- _Work instructions_:
1) From the interview excerpt about an ocean engineering career, restate word for word the passage between "I realized that" and "along the way?", inclusive.
2) According to the interview excerpt about an ocean engineering career, how long did the speaker live in Nigeria?
3) Condense the paragraph of the interview excerpt about an ocean engineering career that opens with "Meanwhile, I was traveling the world" into a bulleted list of its main facts.

- _Selected text_:
★ ★ ★ ★ ★

I had the opportunity to look at a variety of courses, which took me all through Naval Architecture, Marine Engineering and Ocean Engineering – wave theory and hydrodynamics, ship design and actual coastal engineering processes, like erosion, harbors, everything about the sea and all the engineering aspects of it. With that came a very diverse set of skills and knowledge, all focused on the sea. As it turned out, when I got close to graduation, I was recruited by an engineering company that was supporting the oil and gas business, and to be quite honest, I was very tired of being poor. As a self-supported, self-financed college student, it wasn’t like I had a whole lot to work with financially. I joined white-collar society as an engineer, working for an engineering company and doing subsea pipelines. I ended up getting a master’s degree in Ocean Engineering – offshore structures, wave structure interaction of coastal hydrodynamics, again at the University of Houston at night while working fulltime. Again, just continue to stay by the sea.

Meanwhile, I was traveling the world doing offshore projects, offshore construction. I put in one of the deepest facilities at the time in the South China Sea. It set a historical first on subsea remote and robotics technology implementation. One of my first projects was the longest, largest diameter subsea pipeline in the world. I was part of a team that installed the first deep water floating production system in Nigeria. I worked for – I spent the last part of my career working for Shell Oil Company in their Deepwater Projects Division, participating with teams that set records with every new project. I was designing future technology. I lived in Nigeria for almost 13 years. I very much embraced the culture. I became embedded in the society and the local environment. I was able to not only see the United States from outside of it, but I also lived firsthand like the other 90% of the planet actually lives.

I realized that a society driven by materialism, a society that defines itself as eligible or as justified based on the amount of possession, that doesn’t just work for everybody. In fact, it’s really not necessary. To get that vantage point on the way that the world works, it gave me a very clear view on what the world really needs. It’s not an iPhone 11. It’s clean drinking water. It’s something to eat more than two days in a row. It’s to be able to have light in your house when you need it, or electricity.

Overall, has it been relatively smooth? If not, what were some of the struggles along the way?

I think the biggest obstacle that I’ve seen as a recurring theme through my life has been about recognizing and accepting my own potential. I haven’t 100% cracked that code yet. At a certain point, a person has to take personal initiative to soul search and identify, “what do I want to do and what am I going to do about that?”

At the end of my time in Nigeria, I got a call from Shell. They said, “Sorry, you’ve been in Nigeria for so many years. You’ve got to go back.” The government is starting to have issues with your permit to work; along with the decline in the price of oil along with other issues, we have no choice, but they have to send you back to the states. Thank you for your service, we love you – but essentially, see you.” When I get back to Houston, they were in the process of laying off 30% of the staff and then 30% again and 30% again. I found myself without employment, but I looked at it like I’ve been given an opportunity for a clean start, a fresh start. I had to recover from the whole trauma of suddenly being jobless after 25 years. It could have been an insurmountable obstacle.

★ ★ ★ ★ ★

(Stored items from a collection)
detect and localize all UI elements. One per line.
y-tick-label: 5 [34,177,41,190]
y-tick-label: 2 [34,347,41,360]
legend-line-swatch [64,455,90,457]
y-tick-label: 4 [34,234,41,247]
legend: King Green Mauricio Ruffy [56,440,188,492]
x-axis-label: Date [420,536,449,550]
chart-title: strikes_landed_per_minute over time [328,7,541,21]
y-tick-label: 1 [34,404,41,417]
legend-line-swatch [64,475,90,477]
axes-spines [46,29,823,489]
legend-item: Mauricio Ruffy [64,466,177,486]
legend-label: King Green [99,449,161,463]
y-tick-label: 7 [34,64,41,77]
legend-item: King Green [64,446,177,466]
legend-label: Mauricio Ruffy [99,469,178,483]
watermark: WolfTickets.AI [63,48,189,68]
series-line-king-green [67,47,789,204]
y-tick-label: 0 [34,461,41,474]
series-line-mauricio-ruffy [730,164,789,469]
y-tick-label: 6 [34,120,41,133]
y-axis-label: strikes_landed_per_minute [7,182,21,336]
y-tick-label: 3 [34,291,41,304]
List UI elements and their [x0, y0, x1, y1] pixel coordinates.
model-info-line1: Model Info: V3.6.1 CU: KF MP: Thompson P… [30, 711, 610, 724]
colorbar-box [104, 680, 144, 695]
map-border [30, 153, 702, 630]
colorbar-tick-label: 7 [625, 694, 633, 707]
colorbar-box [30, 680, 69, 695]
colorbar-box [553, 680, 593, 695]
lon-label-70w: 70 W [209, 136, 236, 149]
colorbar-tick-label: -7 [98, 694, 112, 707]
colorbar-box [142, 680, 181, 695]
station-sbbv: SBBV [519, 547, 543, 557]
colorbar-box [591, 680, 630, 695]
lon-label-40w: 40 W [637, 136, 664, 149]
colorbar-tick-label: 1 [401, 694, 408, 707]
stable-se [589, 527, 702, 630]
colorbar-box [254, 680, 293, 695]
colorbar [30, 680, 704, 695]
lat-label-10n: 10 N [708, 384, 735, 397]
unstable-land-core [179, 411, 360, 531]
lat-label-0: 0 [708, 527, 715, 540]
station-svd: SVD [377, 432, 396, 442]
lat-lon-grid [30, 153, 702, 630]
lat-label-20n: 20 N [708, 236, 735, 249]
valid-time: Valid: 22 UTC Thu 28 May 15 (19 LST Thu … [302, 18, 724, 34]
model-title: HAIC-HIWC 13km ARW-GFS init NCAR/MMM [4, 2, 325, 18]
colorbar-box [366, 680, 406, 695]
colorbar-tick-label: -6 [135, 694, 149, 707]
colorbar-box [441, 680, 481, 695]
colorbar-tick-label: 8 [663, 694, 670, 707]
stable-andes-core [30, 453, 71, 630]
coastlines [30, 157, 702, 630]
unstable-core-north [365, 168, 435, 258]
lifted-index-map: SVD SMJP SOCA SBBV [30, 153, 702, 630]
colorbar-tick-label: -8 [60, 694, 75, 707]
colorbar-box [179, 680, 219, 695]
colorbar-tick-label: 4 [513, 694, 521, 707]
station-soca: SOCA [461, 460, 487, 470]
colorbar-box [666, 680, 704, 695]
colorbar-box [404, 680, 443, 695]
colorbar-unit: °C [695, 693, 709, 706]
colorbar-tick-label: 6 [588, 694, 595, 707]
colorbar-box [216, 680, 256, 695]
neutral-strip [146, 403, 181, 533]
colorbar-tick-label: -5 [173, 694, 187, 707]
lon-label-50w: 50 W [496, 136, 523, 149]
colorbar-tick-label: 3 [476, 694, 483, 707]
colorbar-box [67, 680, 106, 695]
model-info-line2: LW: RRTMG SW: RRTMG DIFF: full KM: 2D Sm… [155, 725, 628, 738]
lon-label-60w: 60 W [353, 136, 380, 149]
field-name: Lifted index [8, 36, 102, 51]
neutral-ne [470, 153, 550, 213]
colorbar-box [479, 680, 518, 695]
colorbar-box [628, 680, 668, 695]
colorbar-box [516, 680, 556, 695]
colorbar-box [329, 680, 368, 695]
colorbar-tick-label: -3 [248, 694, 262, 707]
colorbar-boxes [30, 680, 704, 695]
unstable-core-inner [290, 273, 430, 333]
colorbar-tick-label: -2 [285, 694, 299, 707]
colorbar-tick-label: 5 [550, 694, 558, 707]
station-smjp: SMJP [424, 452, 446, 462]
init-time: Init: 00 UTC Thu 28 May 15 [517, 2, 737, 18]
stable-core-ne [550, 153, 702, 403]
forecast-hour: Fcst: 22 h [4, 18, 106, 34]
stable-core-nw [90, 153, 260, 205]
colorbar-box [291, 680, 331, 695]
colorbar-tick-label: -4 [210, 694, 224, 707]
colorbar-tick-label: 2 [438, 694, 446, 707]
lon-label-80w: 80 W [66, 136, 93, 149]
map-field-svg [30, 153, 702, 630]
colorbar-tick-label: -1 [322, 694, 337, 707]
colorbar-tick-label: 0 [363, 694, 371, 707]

★ ★ ★ ★ ★

- _Results for each task_:
1)
I realized that a society driven by materialism, a society that defines itself as eligible or as justified based on the amount of possession, that doesn’t just work for everybody. In fact, it’s really not necessary. To get that vantage point on the way that the world works, it gave me a very clear view on what the world really needs. It’s not an iPhone 11. It’s clean drinking water. It’s something to eat more than two days in a row. It’s to be able to have light in your house when you need it, or electricity.

Overall, has it been relatively smooth? If not, what were some of the struggles along the way?

2) Almost 13 years.

3)
- Traveled the world doing offshore projects and offshore construction.
- Put in one of the deepest facilities of its time in the South China Sea, a historical first in implementing subsea remote and robotics technology.
- Worked on one of the first projects: the longest, largest-diameter subsea pipeline in the world.
- Was part of the team that installed the first deep water floating production system in Nigeria.
- Spent the last part of the career at Shell Oil Company's Deepwater Projects Division, on teams that set records with every new project, designing future technology.
- Lived in Nigeria for almost 13 years, embraced the culture and became embedded in the local society.
- Saw the United States from outside and lived firsthand the way the other 90% of the planet lives.